Do this: In the listing below, find every line with the string "ylabel" and pull it out.

Information shown:
# # # #

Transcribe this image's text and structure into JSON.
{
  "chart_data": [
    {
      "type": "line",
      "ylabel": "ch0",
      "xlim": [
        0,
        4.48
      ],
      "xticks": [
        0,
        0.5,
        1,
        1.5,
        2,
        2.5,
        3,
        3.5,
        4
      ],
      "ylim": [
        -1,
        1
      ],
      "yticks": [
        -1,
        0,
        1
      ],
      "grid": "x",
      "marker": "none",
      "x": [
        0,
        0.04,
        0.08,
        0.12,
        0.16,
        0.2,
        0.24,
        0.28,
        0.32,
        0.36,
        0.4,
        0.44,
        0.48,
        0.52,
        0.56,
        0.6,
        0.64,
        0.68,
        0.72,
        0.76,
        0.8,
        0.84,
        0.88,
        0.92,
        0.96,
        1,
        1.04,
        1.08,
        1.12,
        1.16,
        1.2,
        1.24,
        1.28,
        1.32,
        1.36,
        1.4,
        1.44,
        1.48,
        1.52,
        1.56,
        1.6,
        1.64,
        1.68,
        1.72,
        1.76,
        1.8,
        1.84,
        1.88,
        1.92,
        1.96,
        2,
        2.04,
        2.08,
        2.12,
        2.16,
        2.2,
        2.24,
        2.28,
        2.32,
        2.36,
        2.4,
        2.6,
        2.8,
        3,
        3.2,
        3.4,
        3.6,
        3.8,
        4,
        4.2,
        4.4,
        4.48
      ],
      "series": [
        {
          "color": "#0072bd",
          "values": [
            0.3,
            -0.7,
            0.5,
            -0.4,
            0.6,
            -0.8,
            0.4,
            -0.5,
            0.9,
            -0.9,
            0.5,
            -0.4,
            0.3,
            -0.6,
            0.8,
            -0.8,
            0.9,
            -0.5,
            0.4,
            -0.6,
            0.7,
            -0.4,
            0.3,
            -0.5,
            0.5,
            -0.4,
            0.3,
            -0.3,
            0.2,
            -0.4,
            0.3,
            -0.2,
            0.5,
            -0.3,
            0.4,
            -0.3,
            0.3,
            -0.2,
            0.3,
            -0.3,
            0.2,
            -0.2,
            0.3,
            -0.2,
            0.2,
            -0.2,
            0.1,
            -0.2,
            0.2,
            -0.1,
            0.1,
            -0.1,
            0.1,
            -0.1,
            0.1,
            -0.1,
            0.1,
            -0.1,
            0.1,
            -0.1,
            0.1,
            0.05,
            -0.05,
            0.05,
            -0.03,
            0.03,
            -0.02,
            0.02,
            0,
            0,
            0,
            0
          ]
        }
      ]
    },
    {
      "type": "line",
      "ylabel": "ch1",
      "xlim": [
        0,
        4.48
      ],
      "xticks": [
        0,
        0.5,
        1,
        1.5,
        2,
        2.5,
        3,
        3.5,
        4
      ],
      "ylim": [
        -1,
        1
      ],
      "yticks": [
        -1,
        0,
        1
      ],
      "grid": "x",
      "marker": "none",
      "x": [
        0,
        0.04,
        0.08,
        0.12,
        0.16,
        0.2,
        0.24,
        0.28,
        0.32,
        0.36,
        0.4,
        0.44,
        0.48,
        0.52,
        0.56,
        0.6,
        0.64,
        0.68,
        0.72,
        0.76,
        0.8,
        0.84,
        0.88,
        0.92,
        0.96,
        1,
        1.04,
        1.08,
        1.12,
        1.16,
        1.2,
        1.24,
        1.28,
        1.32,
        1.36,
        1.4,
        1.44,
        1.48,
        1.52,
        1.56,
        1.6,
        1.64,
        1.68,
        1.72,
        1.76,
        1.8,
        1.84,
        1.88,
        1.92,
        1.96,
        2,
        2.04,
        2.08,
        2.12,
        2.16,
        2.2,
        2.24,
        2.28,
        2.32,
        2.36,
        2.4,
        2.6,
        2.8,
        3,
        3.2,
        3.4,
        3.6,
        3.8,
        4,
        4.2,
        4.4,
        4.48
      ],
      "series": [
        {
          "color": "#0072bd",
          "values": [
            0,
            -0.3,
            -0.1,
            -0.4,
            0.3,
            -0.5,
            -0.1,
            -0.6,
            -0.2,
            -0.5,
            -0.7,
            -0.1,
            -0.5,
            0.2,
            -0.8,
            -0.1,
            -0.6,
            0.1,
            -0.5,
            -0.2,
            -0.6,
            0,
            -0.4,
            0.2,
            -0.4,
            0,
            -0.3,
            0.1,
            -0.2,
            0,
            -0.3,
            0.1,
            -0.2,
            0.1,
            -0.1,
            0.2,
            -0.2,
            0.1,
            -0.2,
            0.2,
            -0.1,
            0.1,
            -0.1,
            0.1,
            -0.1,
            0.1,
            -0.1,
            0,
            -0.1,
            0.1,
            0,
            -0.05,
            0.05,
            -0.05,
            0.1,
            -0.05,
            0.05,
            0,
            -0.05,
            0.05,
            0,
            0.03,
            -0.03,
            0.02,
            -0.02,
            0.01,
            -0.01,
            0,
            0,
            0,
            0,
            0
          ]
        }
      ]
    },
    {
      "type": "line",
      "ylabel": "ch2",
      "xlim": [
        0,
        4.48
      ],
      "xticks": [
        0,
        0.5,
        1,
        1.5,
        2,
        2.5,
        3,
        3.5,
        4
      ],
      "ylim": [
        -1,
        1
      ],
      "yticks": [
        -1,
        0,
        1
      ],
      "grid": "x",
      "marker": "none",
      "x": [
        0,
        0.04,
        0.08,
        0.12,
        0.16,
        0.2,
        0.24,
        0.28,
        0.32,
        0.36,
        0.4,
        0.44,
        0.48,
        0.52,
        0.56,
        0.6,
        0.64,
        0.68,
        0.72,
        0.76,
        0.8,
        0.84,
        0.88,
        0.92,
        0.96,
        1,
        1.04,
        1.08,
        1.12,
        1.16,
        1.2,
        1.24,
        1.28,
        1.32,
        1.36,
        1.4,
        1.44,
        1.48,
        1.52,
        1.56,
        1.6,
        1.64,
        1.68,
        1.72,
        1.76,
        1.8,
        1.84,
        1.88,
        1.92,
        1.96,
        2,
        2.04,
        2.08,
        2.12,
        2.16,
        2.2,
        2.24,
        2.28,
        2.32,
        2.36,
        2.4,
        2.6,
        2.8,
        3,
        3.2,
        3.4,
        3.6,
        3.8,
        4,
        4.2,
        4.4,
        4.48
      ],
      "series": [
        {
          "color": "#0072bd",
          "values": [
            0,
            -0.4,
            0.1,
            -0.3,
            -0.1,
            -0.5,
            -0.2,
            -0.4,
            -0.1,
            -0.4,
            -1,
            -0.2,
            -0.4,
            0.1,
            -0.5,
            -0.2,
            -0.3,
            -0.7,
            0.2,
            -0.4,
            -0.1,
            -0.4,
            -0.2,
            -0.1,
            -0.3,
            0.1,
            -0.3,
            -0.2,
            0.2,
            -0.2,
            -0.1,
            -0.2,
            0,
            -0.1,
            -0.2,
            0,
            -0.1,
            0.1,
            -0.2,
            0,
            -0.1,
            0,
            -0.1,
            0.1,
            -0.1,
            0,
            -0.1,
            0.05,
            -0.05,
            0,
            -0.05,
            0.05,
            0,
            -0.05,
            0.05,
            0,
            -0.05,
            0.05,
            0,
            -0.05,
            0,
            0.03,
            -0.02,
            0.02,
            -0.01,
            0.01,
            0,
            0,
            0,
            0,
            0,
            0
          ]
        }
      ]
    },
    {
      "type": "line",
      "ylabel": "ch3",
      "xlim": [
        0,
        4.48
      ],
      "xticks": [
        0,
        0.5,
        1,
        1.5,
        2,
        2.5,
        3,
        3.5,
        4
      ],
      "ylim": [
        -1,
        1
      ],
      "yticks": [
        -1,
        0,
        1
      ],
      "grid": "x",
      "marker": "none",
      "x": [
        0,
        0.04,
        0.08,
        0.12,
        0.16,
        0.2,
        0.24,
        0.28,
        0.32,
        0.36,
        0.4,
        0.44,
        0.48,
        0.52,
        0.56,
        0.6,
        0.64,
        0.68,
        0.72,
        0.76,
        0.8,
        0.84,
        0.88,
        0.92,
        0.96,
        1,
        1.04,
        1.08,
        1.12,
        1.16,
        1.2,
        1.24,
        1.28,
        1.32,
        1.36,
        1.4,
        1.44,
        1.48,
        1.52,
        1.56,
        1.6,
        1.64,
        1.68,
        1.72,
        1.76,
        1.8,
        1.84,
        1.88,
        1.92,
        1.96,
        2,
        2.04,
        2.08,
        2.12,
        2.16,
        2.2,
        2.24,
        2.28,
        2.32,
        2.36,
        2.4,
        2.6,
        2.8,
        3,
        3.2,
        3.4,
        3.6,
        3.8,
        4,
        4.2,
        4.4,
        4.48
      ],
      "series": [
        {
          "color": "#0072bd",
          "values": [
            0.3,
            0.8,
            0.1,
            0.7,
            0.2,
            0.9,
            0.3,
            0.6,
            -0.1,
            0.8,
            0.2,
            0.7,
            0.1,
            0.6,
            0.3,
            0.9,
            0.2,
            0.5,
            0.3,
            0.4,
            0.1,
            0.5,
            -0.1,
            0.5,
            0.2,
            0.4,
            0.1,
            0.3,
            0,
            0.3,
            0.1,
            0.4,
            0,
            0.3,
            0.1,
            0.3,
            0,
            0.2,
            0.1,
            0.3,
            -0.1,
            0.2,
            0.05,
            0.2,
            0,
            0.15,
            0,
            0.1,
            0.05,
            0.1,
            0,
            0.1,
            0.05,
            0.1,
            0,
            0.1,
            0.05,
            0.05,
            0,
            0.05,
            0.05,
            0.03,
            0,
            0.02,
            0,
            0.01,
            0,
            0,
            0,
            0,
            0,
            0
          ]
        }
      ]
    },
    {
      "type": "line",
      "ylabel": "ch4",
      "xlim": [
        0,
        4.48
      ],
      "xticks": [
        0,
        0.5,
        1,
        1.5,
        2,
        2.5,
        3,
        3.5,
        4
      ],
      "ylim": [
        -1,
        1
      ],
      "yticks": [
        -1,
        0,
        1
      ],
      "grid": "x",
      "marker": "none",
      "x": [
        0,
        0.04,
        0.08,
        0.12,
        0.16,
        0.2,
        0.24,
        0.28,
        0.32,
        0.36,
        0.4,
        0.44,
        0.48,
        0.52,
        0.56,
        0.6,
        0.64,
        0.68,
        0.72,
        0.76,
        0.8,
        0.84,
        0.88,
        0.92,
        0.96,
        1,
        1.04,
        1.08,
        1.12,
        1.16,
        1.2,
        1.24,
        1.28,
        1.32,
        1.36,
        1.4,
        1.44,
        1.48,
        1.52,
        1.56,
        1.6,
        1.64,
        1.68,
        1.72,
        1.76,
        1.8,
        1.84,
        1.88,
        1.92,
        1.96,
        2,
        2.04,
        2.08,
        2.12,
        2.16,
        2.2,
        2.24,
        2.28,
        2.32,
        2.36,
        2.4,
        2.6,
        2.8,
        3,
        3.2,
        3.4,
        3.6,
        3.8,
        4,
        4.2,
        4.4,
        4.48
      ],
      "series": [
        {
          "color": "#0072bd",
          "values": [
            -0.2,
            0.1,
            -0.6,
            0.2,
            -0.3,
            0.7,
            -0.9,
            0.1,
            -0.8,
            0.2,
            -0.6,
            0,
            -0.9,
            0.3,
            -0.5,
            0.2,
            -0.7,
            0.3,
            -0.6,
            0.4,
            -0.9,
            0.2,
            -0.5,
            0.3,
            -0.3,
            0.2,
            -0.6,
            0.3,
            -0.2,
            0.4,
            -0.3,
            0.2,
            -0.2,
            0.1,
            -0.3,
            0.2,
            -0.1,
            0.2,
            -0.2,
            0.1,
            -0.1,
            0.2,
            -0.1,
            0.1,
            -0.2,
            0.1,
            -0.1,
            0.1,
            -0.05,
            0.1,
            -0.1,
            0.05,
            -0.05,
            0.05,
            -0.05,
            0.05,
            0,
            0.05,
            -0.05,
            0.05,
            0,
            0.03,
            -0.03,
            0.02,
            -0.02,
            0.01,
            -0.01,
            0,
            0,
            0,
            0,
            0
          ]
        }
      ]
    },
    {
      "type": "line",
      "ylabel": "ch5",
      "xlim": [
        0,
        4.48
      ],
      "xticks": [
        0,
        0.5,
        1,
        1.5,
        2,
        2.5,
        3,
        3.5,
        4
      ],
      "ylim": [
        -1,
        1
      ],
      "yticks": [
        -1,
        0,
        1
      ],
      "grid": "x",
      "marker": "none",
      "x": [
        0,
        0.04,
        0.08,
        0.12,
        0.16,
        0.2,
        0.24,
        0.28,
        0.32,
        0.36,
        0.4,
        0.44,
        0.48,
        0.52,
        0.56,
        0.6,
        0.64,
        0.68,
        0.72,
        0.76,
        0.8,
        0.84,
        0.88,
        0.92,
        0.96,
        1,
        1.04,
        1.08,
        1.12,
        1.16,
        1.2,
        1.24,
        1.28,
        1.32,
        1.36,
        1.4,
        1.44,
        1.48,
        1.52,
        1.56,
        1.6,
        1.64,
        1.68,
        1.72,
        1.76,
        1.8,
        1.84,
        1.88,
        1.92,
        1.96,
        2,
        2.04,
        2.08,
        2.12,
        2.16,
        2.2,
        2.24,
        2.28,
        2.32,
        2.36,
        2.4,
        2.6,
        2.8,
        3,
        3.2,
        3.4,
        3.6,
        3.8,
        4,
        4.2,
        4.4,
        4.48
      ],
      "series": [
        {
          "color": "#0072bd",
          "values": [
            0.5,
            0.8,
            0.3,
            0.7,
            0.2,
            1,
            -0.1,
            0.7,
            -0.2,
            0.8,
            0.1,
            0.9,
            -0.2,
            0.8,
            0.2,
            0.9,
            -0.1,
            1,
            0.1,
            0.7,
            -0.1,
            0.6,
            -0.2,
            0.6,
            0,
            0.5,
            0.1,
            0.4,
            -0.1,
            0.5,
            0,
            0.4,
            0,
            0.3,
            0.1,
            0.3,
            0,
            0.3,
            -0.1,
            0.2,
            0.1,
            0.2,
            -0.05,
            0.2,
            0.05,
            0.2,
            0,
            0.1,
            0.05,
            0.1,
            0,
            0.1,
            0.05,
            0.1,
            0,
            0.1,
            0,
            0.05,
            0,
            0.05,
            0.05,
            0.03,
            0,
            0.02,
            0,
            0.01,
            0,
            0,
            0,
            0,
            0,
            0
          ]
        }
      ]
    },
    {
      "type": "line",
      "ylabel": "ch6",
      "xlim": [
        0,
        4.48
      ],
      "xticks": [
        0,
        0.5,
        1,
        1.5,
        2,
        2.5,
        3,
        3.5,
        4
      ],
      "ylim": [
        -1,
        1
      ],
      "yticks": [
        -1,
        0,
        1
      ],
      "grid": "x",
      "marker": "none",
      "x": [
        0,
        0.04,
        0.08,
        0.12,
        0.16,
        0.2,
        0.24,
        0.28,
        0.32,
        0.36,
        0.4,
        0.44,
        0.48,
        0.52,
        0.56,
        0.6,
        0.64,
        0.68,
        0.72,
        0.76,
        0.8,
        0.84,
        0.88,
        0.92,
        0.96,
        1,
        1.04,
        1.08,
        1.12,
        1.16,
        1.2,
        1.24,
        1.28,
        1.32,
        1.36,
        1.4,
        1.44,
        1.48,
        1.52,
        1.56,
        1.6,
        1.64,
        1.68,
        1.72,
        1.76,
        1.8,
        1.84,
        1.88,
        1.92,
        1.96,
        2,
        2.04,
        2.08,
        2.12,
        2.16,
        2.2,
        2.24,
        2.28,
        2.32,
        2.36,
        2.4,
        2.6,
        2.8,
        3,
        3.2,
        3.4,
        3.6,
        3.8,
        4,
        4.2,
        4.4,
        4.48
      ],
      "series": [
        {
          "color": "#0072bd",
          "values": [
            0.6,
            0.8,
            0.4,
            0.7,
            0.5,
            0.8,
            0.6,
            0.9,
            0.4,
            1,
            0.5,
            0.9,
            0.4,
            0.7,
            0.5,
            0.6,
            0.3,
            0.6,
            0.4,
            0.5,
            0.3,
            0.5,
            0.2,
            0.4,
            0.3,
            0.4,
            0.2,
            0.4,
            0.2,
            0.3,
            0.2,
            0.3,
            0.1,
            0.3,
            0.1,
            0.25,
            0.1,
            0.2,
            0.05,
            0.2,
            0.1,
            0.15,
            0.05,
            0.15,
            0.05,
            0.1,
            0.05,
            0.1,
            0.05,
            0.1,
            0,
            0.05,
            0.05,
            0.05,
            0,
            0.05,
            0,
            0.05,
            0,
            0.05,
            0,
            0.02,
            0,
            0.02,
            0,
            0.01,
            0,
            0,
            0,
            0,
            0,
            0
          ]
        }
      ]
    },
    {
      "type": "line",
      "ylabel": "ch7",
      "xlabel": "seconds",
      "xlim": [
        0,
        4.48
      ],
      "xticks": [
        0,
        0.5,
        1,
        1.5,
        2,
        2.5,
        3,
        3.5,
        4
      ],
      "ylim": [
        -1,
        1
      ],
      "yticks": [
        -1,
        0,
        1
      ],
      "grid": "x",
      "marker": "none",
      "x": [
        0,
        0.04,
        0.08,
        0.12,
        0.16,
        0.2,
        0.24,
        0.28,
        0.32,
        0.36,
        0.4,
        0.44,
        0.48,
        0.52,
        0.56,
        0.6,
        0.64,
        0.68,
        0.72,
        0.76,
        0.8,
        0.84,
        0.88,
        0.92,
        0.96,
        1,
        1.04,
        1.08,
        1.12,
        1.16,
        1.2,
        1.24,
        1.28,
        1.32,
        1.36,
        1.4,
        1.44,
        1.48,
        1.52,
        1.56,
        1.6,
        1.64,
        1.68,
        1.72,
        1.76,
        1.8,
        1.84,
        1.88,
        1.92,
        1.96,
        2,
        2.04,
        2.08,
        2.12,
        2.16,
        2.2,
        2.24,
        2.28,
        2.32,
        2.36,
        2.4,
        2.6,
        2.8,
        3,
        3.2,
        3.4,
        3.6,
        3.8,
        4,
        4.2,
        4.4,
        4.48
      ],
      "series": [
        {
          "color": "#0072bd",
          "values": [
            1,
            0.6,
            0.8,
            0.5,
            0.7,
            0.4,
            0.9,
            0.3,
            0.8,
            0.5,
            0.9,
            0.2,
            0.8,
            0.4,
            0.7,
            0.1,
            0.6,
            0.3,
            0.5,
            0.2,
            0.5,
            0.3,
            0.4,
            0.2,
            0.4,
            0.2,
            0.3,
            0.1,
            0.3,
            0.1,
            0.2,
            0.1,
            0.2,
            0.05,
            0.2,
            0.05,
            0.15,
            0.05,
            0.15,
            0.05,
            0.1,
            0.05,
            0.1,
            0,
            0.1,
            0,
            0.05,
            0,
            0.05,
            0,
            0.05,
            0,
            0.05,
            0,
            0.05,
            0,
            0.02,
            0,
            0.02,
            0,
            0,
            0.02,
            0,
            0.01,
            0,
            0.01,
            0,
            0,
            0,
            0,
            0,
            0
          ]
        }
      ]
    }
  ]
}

# # # #

Written response:
      "ylabel": "ch0",
      "ylabel": "ch1",
      "ylabel": "ch2",
      "ylabel": "ch3",
      "ylabel": "ch4",
      "ylabel": "ch5",
      "ylabel": "ch6",
      "ylabel": "ch7",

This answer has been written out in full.